## TASK BRIEF
Locate every line in the material below that has the word "Harder". Copy each of those lines.

## EXTRACTED DATA
★ ★ ★ ★
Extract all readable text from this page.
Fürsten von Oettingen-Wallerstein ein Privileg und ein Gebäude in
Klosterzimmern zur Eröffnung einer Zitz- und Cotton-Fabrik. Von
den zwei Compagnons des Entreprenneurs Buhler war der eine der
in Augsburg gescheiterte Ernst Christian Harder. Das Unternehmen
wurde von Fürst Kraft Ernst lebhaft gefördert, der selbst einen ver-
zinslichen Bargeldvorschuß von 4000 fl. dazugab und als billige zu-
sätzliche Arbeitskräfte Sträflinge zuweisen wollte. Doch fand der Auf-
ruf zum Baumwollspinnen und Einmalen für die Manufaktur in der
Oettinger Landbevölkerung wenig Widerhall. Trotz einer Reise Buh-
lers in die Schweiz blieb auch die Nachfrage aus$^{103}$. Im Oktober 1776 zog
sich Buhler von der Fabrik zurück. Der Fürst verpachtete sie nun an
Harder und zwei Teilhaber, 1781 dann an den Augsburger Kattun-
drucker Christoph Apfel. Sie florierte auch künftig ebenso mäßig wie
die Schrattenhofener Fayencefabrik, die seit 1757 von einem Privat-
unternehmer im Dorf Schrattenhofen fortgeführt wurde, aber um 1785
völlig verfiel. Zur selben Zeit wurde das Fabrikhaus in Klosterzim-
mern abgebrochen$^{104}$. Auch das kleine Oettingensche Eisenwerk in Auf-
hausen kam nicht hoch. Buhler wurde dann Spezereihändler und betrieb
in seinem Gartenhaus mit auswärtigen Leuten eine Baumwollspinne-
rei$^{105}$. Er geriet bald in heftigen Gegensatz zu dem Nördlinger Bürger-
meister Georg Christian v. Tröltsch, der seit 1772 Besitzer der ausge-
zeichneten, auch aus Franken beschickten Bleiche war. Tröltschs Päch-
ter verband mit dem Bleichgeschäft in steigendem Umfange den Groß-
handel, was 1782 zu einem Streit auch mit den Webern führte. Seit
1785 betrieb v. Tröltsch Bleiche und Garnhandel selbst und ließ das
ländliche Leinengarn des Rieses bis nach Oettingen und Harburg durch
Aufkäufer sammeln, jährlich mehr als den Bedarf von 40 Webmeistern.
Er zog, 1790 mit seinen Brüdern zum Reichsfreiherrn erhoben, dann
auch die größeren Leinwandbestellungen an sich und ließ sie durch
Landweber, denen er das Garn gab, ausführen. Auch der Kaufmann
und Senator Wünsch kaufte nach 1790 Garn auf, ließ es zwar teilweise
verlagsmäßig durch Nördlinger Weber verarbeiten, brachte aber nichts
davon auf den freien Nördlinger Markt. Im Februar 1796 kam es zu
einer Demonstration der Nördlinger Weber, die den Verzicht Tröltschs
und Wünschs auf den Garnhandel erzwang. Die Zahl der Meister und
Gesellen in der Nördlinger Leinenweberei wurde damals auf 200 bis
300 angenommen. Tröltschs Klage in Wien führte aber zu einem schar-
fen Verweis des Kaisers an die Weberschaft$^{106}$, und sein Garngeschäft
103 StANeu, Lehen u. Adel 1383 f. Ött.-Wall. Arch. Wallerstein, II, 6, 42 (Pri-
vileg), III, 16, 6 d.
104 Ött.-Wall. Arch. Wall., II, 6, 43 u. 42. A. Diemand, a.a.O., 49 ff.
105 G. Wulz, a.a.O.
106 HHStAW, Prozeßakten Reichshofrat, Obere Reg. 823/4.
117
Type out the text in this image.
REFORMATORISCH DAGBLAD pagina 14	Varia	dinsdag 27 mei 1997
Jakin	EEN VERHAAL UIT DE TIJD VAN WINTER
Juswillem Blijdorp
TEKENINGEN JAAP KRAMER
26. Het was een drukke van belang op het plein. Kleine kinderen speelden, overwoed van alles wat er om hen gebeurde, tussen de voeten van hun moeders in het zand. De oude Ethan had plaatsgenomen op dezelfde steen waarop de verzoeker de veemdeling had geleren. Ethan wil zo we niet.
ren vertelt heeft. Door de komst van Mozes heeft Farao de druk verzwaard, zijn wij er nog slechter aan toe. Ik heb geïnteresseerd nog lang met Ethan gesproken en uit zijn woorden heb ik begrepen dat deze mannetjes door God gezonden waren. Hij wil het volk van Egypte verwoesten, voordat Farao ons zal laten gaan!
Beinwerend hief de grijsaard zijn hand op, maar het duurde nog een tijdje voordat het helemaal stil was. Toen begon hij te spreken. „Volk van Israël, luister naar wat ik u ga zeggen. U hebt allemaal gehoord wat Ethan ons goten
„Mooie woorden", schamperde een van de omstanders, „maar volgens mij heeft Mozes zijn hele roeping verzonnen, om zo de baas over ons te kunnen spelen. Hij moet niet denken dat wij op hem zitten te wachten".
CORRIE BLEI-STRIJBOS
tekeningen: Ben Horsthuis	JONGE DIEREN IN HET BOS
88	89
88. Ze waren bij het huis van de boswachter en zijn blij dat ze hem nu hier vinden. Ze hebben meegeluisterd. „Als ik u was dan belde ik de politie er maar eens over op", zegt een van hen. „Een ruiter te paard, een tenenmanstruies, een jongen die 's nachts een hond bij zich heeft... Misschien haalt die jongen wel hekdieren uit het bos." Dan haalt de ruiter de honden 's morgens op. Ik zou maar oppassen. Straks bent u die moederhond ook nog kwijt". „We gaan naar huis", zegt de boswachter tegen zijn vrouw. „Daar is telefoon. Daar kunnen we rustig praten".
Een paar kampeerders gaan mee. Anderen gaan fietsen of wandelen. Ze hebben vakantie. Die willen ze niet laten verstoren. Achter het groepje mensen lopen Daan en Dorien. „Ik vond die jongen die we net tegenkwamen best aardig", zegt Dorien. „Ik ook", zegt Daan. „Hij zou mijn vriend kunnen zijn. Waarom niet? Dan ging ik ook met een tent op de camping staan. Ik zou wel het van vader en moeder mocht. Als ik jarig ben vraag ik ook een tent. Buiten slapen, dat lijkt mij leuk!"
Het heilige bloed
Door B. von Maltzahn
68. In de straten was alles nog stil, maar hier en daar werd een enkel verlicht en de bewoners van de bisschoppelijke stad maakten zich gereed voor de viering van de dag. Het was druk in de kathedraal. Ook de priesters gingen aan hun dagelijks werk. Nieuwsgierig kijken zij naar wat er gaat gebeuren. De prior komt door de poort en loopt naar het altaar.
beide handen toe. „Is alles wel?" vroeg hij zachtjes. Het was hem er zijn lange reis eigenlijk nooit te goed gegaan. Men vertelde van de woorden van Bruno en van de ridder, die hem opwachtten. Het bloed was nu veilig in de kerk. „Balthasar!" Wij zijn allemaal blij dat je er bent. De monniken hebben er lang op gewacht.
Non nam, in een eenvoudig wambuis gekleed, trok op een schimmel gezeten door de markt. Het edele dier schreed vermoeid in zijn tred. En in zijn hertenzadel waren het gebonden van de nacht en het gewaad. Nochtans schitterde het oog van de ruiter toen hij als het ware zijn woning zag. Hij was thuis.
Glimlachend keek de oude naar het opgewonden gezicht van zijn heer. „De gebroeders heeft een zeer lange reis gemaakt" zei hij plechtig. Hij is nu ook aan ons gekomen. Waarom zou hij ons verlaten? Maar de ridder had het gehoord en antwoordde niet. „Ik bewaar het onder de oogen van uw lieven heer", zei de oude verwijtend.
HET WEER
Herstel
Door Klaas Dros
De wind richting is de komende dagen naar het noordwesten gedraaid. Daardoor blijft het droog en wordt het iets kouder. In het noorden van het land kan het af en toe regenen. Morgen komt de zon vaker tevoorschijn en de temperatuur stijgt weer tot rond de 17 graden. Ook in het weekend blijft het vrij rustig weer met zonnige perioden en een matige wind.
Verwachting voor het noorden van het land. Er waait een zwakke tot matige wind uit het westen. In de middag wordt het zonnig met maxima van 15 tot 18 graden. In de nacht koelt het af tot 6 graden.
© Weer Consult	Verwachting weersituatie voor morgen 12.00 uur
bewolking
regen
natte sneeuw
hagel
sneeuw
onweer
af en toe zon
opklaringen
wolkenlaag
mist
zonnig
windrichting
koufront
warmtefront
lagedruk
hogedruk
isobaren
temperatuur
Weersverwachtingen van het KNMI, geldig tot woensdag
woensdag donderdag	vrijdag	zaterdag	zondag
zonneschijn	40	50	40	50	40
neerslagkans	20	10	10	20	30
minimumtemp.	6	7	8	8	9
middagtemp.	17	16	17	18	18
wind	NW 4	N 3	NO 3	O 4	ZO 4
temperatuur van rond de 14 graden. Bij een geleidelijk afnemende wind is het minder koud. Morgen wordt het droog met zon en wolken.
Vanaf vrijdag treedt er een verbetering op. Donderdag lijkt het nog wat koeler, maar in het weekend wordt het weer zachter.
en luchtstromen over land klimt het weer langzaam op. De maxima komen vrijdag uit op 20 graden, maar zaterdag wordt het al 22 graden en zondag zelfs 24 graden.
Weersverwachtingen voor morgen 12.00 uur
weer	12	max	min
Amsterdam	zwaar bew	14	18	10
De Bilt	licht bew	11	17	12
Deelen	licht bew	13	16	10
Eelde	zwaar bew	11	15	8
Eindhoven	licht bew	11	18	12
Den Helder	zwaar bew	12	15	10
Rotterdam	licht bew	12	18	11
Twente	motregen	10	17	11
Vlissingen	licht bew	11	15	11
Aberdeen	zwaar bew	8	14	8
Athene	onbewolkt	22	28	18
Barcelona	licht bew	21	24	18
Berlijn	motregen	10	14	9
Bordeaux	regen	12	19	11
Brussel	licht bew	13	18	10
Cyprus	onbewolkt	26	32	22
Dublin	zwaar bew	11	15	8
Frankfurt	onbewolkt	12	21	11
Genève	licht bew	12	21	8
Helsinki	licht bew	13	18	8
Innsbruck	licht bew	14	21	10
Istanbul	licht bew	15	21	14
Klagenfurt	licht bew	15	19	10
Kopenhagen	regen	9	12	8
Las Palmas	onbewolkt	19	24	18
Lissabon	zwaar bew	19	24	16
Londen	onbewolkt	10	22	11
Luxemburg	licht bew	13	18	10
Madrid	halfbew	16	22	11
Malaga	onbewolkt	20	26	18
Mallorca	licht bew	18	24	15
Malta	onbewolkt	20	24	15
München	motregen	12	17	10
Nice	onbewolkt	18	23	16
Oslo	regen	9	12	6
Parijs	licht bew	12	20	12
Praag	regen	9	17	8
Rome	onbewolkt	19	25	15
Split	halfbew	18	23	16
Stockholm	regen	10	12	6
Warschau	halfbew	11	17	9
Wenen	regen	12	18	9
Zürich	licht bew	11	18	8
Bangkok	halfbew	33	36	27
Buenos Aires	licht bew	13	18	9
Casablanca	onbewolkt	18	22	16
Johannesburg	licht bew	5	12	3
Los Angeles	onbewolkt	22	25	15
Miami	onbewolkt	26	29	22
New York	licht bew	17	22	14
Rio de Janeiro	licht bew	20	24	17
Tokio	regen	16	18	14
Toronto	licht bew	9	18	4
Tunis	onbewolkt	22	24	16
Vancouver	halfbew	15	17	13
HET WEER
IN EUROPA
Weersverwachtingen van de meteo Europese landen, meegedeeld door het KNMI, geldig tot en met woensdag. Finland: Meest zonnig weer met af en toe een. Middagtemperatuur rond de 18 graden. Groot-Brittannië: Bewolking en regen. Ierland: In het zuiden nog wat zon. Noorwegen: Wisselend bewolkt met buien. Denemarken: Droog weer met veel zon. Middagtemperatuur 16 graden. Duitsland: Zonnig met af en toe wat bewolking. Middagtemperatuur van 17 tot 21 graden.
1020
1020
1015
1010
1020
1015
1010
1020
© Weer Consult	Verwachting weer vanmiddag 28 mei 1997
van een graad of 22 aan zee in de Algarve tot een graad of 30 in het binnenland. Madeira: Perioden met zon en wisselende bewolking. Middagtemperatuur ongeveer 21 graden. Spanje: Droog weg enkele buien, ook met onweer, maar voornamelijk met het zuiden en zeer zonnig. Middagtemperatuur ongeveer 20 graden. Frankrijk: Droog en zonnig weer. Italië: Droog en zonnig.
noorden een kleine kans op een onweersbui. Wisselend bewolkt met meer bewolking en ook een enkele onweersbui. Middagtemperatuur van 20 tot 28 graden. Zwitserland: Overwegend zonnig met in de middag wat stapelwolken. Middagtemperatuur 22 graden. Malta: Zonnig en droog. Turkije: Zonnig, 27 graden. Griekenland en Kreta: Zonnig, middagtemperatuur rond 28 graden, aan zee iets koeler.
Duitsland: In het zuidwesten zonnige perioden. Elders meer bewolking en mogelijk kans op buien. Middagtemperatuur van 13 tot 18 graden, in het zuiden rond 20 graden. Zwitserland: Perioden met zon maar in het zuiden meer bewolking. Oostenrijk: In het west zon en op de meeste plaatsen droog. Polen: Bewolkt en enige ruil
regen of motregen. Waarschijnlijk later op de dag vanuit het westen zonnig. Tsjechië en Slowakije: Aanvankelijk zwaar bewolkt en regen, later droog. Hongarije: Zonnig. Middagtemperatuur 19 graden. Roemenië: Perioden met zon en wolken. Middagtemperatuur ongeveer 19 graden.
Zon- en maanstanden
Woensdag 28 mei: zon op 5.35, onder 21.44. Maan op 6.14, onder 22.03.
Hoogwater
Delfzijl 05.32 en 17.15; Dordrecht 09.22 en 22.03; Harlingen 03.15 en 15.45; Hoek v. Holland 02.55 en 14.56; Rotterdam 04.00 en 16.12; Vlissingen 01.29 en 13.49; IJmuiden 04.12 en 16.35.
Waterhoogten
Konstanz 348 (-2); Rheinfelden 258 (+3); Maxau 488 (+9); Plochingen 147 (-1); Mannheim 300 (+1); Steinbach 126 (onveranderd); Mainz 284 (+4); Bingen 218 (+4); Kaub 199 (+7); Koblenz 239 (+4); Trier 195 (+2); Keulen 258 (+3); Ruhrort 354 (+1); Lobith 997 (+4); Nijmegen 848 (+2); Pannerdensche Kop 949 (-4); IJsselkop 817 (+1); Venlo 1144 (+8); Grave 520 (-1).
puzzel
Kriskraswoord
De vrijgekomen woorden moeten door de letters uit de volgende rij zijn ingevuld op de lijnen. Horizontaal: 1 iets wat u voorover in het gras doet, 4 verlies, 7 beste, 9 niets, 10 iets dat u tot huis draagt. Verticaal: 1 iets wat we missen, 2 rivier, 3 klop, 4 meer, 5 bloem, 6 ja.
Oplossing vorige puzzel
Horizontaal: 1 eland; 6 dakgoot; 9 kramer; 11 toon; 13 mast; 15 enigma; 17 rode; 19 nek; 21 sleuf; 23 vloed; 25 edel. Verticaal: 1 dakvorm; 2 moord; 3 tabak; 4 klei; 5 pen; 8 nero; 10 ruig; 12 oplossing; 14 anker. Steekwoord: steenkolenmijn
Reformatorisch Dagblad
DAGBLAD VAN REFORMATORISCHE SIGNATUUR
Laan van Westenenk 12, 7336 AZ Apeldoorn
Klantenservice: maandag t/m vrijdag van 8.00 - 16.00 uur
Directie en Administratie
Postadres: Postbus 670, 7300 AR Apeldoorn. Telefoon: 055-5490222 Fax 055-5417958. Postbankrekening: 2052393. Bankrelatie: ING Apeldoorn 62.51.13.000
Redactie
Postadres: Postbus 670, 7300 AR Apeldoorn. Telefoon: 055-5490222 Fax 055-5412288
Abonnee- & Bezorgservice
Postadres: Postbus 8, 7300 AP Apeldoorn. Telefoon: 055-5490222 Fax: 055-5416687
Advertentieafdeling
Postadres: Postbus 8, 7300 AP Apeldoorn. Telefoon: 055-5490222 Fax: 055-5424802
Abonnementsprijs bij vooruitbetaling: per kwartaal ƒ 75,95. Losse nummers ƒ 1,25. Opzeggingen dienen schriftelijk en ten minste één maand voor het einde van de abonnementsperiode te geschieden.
★ ★ ★ ★
## TASK SOLUTION
in Augsburg gescheiterte Ernst Christian Harder. Das Unternehmen
Harder und zwei Teilhaber, 1781 dann an den Augsburger Kattun-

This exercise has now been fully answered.